DATASET EXTRACT:
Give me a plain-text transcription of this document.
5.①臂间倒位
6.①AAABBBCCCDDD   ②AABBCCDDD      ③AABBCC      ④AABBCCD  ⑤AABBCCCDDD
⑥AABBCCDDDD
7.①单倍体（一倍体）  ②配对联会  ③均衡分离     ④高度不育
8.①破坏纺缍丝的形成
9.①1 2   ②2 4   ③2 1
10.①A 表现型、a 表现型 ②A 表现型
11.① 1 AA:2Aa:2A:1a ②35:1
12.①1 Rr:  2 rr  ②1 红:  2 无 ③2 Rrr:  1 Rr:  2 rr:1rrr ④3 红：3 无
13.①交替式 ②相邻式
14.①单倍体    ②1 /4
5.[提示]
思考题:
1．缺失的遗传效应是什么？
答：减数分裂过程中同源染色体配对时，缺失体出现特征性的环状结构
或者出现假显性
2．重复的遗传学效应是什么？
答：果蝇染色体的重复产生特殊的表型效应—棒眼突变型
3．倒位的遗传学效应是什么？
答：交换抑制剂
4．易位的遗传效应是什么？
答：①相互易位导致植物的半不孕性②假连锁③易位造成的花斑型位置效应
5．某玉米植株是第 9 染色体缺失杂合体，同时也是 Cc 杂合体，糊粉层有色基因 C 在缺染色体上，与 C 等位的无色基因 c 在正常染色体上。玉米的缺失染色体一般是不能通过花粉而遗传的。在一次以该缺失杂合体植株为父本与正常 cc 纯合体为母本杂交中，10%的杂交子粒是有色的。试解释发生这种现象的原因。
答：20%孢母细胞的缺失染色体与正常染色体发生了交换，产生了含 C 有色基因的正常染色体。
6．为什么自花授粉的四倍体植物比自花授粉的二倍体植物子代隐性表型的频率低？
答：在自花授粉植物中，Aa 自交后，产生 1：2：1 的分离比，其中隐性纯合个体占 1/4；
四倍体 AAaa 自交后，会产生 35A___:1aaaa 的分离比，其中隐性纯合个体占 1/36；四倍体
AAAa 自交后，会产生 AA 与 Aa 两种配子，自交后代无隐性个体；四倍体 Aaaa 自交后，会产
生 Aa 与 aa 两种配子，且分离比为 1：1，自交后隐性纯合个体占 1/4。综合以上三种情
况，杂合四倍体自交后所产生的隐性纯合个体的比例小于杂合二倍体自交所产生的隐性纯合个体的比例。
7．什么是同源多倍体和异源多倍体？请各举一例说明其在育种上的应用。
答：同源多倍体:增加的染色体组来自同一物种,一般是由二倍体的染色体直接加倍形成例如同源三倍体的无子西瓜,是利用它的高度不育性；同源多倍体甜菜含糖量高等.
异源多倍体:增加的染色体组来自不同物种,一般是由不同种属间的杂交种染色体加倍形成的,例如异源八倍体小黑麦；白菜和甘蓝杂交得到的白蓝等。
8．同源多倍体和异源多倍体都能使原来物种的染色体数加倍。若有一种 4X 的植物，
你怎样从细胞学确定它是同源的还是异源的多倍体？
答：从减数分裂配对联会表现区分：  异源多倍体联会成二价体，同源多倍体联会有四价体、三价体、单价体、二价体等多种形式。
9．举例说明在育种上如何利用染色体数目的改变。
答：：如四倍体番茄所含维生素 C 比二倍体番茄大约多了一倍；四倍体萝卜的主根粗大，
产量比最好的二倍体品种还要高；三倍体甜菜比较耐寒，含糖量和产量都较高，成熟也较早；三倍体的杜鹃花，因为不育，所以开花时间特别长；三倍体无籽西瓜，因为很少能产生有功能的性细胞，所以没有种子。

TASK INSTRUCTIONS: All records above must be set down exactly, please.

FINAL RESULT:
Give me a plain-text transcription of this document.
5.①臂间倒位
6.①AAABBBCCCDDD   ②AABBCCDDD      ③AABBCC      ④AABBCCD  ⑤AABBCCCDDD
⑥AABBCCDDDD
7.①单倍体（一倍体）  ②配对联会  ③均衡分离     ④高度不育
8.①破坏纺缍丝的形成
9.①1 2   ②2 4   ③2 1
10.①A 表现型、a 表现型 ②A 表现型
11.① 1 AA:2Aa:2A:1a ②35:1
12.①1 Rr:  2 rr  ②1 红:  2 无 ③2 Rrr:  1 Rr:  2 rr:1rrr ④3 红：3 无
13.①交替式 ②相邻式
14.①单倍体    ②1 /4
5.[提示]
思考题:
1．缺失的遗传效应是什么？
答：减数分裂过程中同源染色体配对时，缺失体出现特征性的环状结构
或者出现假显性
2．重复的遗传学效应是什么？
答：果蝇染色体的重复产生特殊的表型效应—棒眼突变型
3．倒位的遗传学效应是什么？
答：交换抑制剂
4．易位的遗传效应是什么？
答：①相互易位导致植物的半不孕性②假连锁③易位造成的花斑型位置效应
5．某玉米植株是第 9 染色体缺失杂合体，同时也是 Cc 杂合体，糊粉层有色基因 C 在缺染色体上，与 C 等位的无色基因 c 在正常染色体上。玉米的缺失染色体一般是不能通过花粉而遗传的。在一次以该缺失杂合体植株为父本与正常 cc 纯合体为母本杂交中，10%的杂交子粒是有色的。试解释发生这种现象的原因。
答：20%孢母细胞的缺失染色体与正常染色体发生了交换，产生了含 C 有色基因的正常染色体。
6．为什么自花授粉的四倍体植物比自花授粉的二倍体植物子代隐性表型的频率低？
答：在自花授粉植物中，Aa 自交后，产生 1：2：1 的分离比，其中隐性纯合个体占 1/4；
四倍体 AAaa 自交后，会产生 35A___:1aaaa 的分离比，其中隐性纯合个体占 1/36；四倍体
AAAa 自交后，会产生 AA 与 Aa 两种配子，自交后代无隐性个体；四倍体 Aaaa 自交后，会产
生 Aa 与 aa 两种配子，且分离比为 1：1，自交后隐性纯合个体占 1/4。综合以上三种情
况，杂合四倍体自交后所产生的隐性纯合个体的比例小于杂合二倍体自交所产生的隐性纯合个体的比例。
7．什么是同源多倍体和异源多倍体？请各举一例说明其在育种上的应用。
答：同源多倍体:增加的染色体组来自同一物种,一般是由二倍体的染色体直接加倍形成例如同源三倍体的无子西瓜,是利用它的高度不育性；同源多倍体甜菜含糖量高等.
异源多倍体:增加的染色体组来自不同物种,一般是由不同种属间的杂交种染色体加倍形成的,例如异源八倍体小黑麦；白菜和甘蓝杂交得到的白蓝等。
8．同源多倍体和异源多倍体都能使原来物种的染色体数加倍。若有一种 4X 的植物，
你怎样从细胞学确定它是同源的还是异源的多倍体？
答：从减数分裂配对联会表现区分：  异源多倍体联会成二价体，同源多倍体联会有四价体、三价体、单价体、二价体等多种形式。
9．举例说明在育种上如何利用染色体数目的改变。
答：：如四倍体番茄所含维生素 C 比二倍体番茄大约多了一倍；四倍体萝卜的主根粗大，
产量比最好的二倍体品种还要高；三倍体甜菜比较耐寒，含糖量和产量都较高，成熟也较早；三倍体的杜鹃花，因为不育，所以开花时间特别长；三倍体无籽西瓜，因为很少能产生有功能的性细胞，所以没有种子。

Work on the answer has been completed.